> **The task**:
Give the entries again, word for word.

== Data rows ==

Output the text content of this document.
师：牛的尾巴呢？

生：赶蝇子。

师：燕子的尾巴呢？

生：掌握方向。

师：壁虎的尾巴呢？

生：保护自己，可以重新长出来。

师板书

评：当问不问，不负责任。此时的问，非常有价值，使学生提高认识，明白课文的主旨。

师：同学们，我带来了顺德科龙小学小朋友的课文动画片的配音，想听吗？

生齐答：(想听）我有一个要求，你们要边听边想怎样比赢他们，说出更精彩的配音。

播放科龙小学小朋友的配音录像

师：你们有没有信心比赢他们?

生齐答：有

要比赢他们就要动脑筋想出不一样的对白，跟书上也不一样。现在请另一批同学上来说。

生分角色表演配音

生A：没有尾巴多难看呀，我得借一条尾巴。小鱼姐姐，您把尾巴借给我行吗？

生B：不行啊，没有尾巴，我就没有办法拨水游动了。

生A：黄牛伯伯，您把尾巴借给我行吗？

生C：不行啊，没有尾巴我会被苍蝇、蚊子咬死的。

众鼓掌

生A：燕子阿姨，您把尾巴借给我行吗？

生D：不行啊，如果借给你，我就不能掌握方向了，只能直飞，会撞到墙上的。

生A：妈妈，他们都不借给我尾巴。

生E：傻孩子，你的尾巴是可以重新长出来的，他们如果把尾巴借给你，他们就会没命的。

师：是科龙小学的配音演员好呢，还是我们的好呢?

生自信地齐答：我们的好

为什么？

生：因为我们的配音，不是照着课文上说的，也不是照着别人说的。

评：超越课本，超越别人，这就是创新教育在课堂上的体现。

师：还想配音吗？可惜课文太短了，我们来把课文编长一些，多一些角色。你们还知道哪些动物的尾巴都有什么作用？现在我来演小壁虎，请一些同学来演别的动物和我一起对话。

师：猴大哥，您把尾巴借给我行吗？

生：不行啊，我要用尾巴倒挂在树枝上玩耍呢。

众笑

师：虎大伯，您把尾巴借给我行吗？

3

===

> **Correct result**:
Output the text content of this document.
师：牛的尾巴呢？

生：赶蝇子。

师：燕子的尾巴呢？

生：掌握方向。

师：壁虎的尾巴呢？

生：保护自己，可以重新长出来。

师板书

评：当问不问，不负责任。此时的问，非常有价值，使学生提高认识，明白课文的主旨。

师：同学们，我带来了顺德科龙小学小朋友的课文动画片的配音，想听吗？

生齐答：(想听）我有一个要求，你们要边听边想怎样比赢他们，说出更精彩的配音。

播放科龙小学小朋友的配音录像

师：你们有没有信心比赢他们?

生齐答：有

要比赢他们就要动脑筋想出不一样的对白，跟书上也不一样。现在请另一批同学上来说。

生分角色表演配音

生A：没有尾巴多难看呀，我得借一条尾巴。小鱼姐姐，您把尾巴借给我行吗？

生B：不行啊，没有尾巴，我就没有办法拨水游动了。

生A：黄牛伯伯，您把尾巴借给我行吗？

生C：不行啊，没有尾巴我会被苍蝇、蚊子咬死的。

众鼓掌

生A：燕子阿姨，您把尾巴借给我行吗？

生D：不行啊，如果借给你，我就不能掌握方向了，只能直飞，会撞到墙上的。

生A：妈妈，他们都不借给我尾巴。

生E：傻孩子，你的尾巴是可以重新长出来的，他们如果把尾巴借给你，他们就会没命的。

师：是科龙小学的配音演员好呢，还是我们的好呢?

生自信地齐答：我们的好

为什么？

生：因为我们的配音，不是照着课文上说的，也不是照着别人说的。

评：超越课本，超越别人，这就是创新教育在课堂上的体现。

师：还想配音吗？可惜课文太短了，我们来把课文编长一些，多一些角色。你们还知道哪些动物的尾巴都有什么作用？现在我来演小壁虎，请一些同学来演别的动物和我一起对话。

师：猴大哥，您把尾巴借给我行吗？

生：不行啊，我要用尾巴倒挂在树枝上玩耍呢。

众笑

师：虎大伯，您把尾巴借给我行吗？

3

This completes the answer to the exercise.